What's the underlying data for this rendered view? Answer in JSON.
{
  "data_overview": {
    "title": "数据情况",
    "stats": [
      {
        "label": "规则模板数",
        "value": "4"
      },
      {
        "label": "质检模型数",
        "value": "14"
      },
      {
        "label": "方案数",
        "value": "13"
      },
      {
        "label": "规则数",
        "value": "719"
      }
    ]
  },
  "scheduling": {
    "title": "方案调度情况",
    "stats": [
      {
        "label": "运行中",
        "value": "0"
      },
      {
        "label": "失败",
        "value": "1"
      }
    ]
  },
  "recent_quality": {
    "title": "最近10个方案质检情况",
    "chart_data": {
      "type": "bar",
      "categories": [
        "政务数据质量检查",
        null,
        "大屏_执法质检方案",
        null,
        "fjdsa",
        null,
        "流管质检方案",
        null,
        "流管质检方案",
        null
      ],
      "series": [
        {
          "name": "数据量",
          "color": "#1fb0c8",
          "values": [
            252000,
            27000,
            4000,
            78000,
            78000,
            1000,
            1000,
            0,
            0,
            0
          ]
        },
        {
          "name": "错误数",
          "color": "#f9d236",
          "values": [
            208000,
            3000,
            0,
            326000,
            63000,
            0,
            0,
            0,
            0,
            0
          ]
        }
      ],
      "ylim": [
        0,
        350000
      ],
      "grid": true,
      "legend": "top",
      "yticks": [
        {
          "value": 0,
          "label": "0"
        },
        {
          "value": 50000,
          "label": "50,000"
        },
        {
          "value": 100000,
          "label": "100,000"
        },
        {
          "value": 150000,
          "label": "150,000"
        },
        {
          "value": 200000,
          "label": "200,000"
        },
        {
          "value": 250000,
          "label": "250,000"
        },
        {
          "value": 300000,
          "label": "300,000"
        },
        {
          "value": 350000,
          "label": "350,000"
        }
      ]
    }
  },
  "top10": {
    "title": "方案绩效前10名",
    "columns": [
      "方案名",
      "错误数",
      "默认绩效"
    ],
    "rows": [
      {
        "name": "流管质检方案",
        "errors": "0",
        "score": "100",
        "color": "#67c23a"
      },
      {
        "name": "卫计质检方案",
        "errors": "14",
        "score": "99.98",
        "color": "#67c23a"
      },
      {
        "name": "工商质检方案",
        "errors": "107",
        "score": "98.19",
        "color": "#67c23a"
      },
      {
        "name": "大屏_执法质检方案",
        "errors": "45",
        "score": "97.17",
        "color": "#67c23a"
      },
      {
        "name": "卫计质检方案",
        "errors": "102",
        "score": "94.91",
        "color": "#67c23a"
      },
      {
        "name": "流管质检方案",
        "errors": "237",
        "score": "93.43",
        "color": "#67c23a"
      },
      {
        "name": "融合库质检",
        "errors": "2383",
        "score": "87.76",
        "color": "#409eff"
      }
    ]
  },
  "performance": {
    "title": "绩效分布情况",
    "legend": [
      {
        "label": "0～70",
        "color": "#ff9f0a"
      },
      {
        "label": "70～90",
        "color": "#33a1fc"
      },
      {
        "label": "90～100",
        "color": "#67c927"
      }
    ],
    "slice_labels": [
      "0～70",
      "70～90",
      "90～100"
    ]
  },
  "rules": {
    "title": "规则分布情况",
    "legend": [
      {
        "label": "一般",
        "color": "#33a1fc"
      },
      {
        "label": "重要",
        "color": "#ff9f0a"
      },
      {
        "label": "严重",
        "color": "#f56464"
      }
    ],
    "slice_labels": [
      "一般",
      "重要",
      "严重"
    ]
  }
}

* * * * * * *

Transcribe the whole listing with nothing added or left out.

What's the underlying data for this rendered view? Answer in JSON.
{
  "data_overview": {
    "title": "数据情况",
    "stats": [
      {
        "label": "规则模板数",
        "value": "4"
      },
      {
        "label": "质检模型数",
        "value": "14"
      },
      {
        "label": "方案数",
        "value": "13"
      },
      {
        "label": "规则数",
        "value": "719"
      }
    ]
  },
  "scheduling": {
    "title": "方案调度情况",
    "stats": [
      {
        "label": "运行中",
        "value": "0"
      },
      {
        "label": "失败",
        "value": "1"
      }
    ]
  },
  "recent_quality": {
    "title": "最近10个方案质检情况",
    "chart_data": {
      "type": "bar",
      "categories": [
        "政务数据质量检查",
        null,
        "大屏_执法质检方案",
        null,
        "fjdsa",
        null,
        "流管质检方案",
        null,
        "流管质检方案",
        null
      ],
      "series": [
        {
          "name": "数据量",
          "color": "#1fb0c8",
          "values": [
            252000,
            27000,
            4000,
            78000,
            78000,
            1000,
            1000,
            0,
            0,
            0
          ]
        },
        {
          "name": "错误数",
          "color": "#f9d236",
          "values": [
            208000,
            3000,
            0,
            326000,
            63000,
            0,
            0,
            0,
            0,
            0
          ]
        }
      ],
      "ylim": [
        0,
        350000
      ],
      "grid": true,
      "legend": "top",
      "yticks": [
        {
          "value": 0,
          "label": "0"
        },
        {
          "value": 50000,
          "label": "50,000"
        },
        {
          "value": 100000,
          "label": "100,000"
        },
        {
          "value": 150000,
          "label": "150,000"
        },
        {
          "value": 200000,
          "label": "200,000"
        },
        {
          "value": 250000,
          "label": "250,000"
        },
        {
          "value": 300000,
          "label": "300,000"
        },
        {
          "value": 350000,
          "label": "350,000"
        }
      ]
    }
  },
  "top10": {
    "title": "方案绩效前10名",
    "columns": [
      "方案名",
      "错误数",
      "默认绩效"
    ],
    "rows": [
      {
        "name": "流管质检方案",
        "errors": "0",
        "score": "100",
        "color": "#67c23a"
      },
      {
        "name": "卫计质检方案",
        "errors": "14",
        "score": "99.98",
        "color": "#67c23a"
      },
      {
        "name": "工商质检方案",
        "errors": "107",
        "score": "98.19",
        "color": "#67c23a"
      },
      {
        "name": "大屏_执法质检方案",
        "errors": "45",
        "score": "97.17",
        "color": "#67c23a"
      },
      {
        "name": "卫计质检方案",
        "errors": "102",
        "score": "94.91",
        "color": "#67c23a"
      },
      {
        "name": "流管质检方案",
        "errors": "237",
        "score": "93.43",
        "color": "#67c23a"
      },
      {
        "name": "融合库质检",
        "errors": "2383",
        "score": "87.76",
        "color": "#409eff"
      }
    ]
  },
  "performance": {
    "title": "绩效分布情况",
    "legend": [
      {
        "label": "0～70",
        "color": "#ff9f0a"
      },
      {
        "label": "70～90",
        "color": "#33a1fc"
      },
      {
        "label": "90～100",
        "color": "#67c927"
      }
    ],
    "slice_labels": [
      "0～70",
      "70～90",
      "90～100"
    ]
  },
  "rules": {
    "title": "规则分布情况",
    "legend": [
      {
        "label": "一般",
        "color": "#33a1fc"
      },
      {
        "label": "重要",
        "color": "#ff9f0a"
      },
      {
        "label": "严重",
        "color": "#f56464"
      }
    ],
    "slice_labels": [
      "一般",
      "重要",
      "严重"
    ]
  }
}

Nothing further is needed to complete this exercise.